REQUIREMENTS: Copy the material that follows word for word and omit its pictures.

(Data items)
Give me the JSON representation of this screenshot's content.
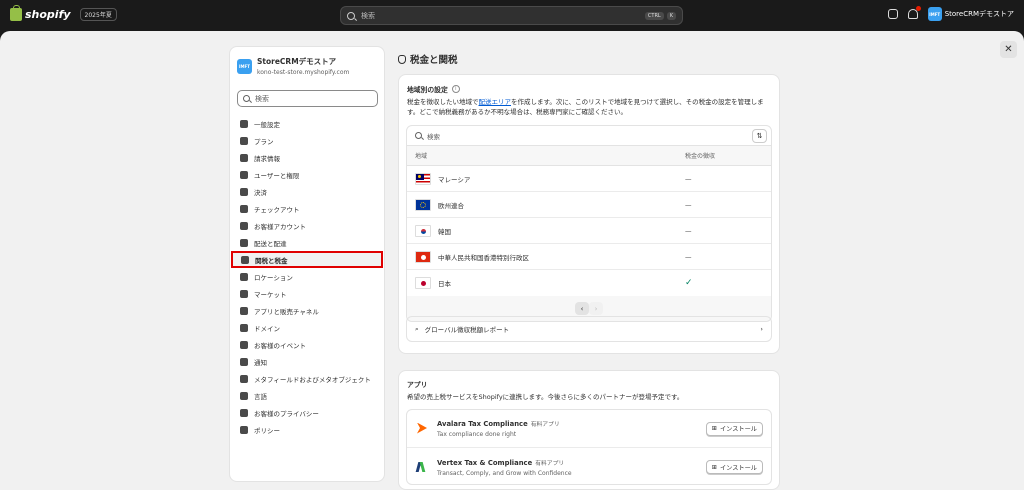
{
  "topbar": {
    "brand": "shopify",
    "edition": "2025年夏",
    "search_placeholder": "検索",
    "kbd1": "CTRL",
    "kbd2": "K",
    "store_name": "StoreCRMデモストア",
    "avatar_text": "IMFT"
  },
  "sidebar": {
    "store_name": "StoreCRMデモストア",
    "store_url": "kono-test-store.myshopify.com",
    "search_placeholder": "検索",
    "items": [
      {
        "label": "一般設定"
      },
      {
        "label": "プラン"
      },
      {
        "label": "請求情報"
      },
      {
        "label": "ユーザーと権限"
      },
      {
        "label": "決済"
      },
      {
        "label": "チェックアウト"
      },
      {
        "label": "お客様アカウント"
      },
      {
        "label": "配送と配達"
      },
      {
        "label": "関税と税金"
      },
      {
        "label": "ロケーション"
      },
      {
        "label": "マーケット"
      },
      {
        "label": "アプリと販売チャネル"
      },
      {
        "label": "ドメイン"
      },
      {
        "label": "お客様のイベント"
      },
      {
        "label": "通知"
      },
      {
        "label": "メタフィールドおよびメタオブジェクト"
      },
      {
        "label": "言語"
      },
      {
        "label": "お客様のプライバシー"
      },
      {
        "label": "ポリシー"
      }
    ]
  },
  "main": {
    "title": "税金と関税",
    "regions": {
      "title": "地域別の設定",
      "desc_pre": "税金を徴収したい地域で",
      "desc_link": "配送エリア",
      "desc_post": "を作成します。次に、このリストで地域を見つけて選択し、その税金の設定を管理します。どこで納税義務があるか不明な場合は、税務専門家にご確認ください。",
      "search_placeholder": "検索",
      "col_region": "地域",
      "col_collect": "税金の徴収",
      "rows": [
        {
          "name": "マレーシア",
          "status": "—"
        },
        {
          "name": "欧州連合",
          "status": "—"
        },
        {
          "name": "韓国",
          "status": "—"
        },
        {
          "name": "中華人民共和国香港特別行政区",
          "status": "—"
        },
        {
          "name": "日本",
          "status": "✓"
        }
      ],
      "report_label": "グローバル徴収税額レポート"
    },
    "apps": {
      "title": "アプリ",
      "desc": "希望の売上税サービスをShopifyに連携します。今後さらに多くのパートナーが登場予定です。",
      "items": [
        {
          "name": "Avalara Tax Compliance",
          "badge": "有料アプリ",
          "sub": "Tax compliance done right",
          "button": "インストール"
        },
        {
          "name": "Vertex Tax & Compliance",
          "badge": "有料アプリ",
          "sub": "Transact, Comply, and Grow with Confidence",
          "button": "インストール"
        }
      ]
    }
  },
  "colors": {
    "accent_link": "#005bd3",
    "highlight": "#e00000",
    "check": "#008060"
  }
}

OUTPUT:
Give me the JSON representation of this screenshot's content.
{
  "topbar": {
    "brand": "shopify",
    "edition": "2025年夏",
    "search_placeholder": "検索",
    "kbd1": "CTRL",
    "kbd2": "K",
    "store_name": "StoreCRMデモストア",
    "avatar_text": "IMFT"
  },
  "sidebar": {
    "store_name": "StoreCRMデモストア",
    "store_url": "kono-test-store.myshopify.com",
    "search_placeholder": "検索",
    "items": [
      {
        "label": "一般設定"
      },
      {
        "label": "プラン"
      },
      {
        "label": "請求情報"
      },
      {
        "label": "ユーザーと権限"
      },
      {
        "label": "決済"
      },
      {
        "label": "チェックアウト"
      },
      {
        "label": "お客様アカウント"
      },
      {
        "label": "配送と配達"
      },
      {
        "label": "関税と税金"
      },
      {
        "label": "ロケーション"
      },
      {
        "label": "マーケット"
      },
      {
        "label": "アプリと販売チャネル"
      },
      {
        "label": "ドメイン"
      },
      {
        "label": "お客様のイベント"
      },
      {
        "label": "通知"
      },
      {
        "label": "メタフィールドおよびメタオブジェクト"
      },
      {
        "label": "言語"
      },
      {
        "label": "お客様のプライバシー"
      },
      {
        "label": "ポリシー"
      }
    ]
  },
  "main": {
    "title": "税金と関税",
    "regions": {
      "title": "地域別の設定",
      "desc_pre": "税金を徴収したい地域で",
      "desc_link": "配送エリア",
      "desc_post": "を作成します。次に、このリストで地域を見つけて選択し、その税金の設定を管理します。どこで納税義務があるか不明な場合は、税務専門家にご確認ください。",
      "search_placeholder": "検索",
      "col_region": "地域",
      "col_collect": "税金の徴収",
      "rows": [
        {
          "name": "マレーシア",
          "status": "—"
        },
        {
          "name": "欧州連合",
          "status": "—"
        },
        {
          "name": "韓国",
          "status": "—"
        },
        {
          "name": "中華人民共和国香港特別行政区",
          "status": "—"
        },
        {
          "name": "日本",
          "status": "✓"
        }
      ],
      "report_label": "グローバル徴収税額レポート"
    },
    "apps": {
      "title": "アプリ",
      "desc": "希望の売上税サービスをShopifyに連携します。今後さらに多くのパートナーが登場予定です。",
      "items": [
        {
          "name": "Avalara Tax Compliance",
          "badge": "有料アプリ",
          "sub": "Tax compliance done right",
          "button": "インストール"
        },
        {
          "name": "Vertex Tax & Compliance",
          "badge": "有料アプリ",
          "sub": "Transact, Comply, and Grow with Confidence",
          "button": "インストール"
        }
      ]
    }
  },
  "colors": {
    "accent_link": "#005bd3",
    "highlight": "#e00000",
    "check": "#008060"
  }
}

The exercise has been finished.